What to do: Look below and pull out each line with the word "text".

The input:
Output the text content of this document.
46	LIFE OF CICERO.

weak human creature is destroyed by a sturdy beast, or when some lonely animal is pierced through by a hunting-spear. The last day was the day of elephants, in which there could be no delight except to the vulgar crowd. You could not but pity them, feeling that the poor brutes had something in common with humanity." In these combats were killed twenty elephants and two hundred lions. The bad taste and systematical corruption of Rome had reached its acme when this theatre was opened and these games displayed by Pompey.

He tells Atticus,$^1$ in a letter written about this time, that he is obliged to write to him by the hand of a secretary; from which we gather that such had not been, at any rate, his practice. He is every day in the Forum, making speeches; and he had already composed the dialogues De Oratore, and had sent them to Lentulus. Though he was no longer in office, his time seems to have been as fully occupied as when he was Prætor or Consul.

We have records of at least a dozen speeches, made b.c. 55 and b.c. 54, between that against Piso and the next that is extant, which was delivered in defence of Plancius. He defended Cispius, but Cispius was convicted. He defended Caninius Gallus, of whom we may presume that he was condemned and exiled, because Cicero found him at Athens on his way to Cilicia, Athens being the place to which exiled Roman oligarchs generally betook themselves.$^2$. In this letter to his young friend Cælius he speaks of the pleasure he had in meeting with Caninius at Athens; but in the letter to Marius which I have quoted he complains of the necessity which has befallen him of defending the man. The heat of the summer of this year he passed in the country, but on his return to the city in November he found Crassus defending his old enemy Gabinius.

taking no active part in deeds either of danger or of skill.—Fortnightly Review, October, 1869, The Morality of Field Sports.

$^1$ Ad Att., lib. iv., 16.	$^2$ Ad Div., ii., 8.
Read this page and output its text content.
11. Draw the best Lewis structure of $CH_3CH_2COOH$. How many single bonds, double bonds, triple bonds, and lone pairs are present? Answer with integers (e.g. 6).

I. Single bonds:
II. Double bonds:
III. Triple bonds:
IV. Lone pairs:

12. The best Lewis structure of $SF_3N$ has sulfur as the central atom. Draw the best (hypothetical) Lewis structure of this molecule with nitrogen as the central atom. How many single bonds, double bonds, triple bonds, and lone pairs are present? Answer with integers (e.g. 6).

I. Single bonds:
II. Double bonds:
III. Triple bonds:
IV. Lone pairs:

Written response:
Output the text content of this document.
Read this page and output its text content.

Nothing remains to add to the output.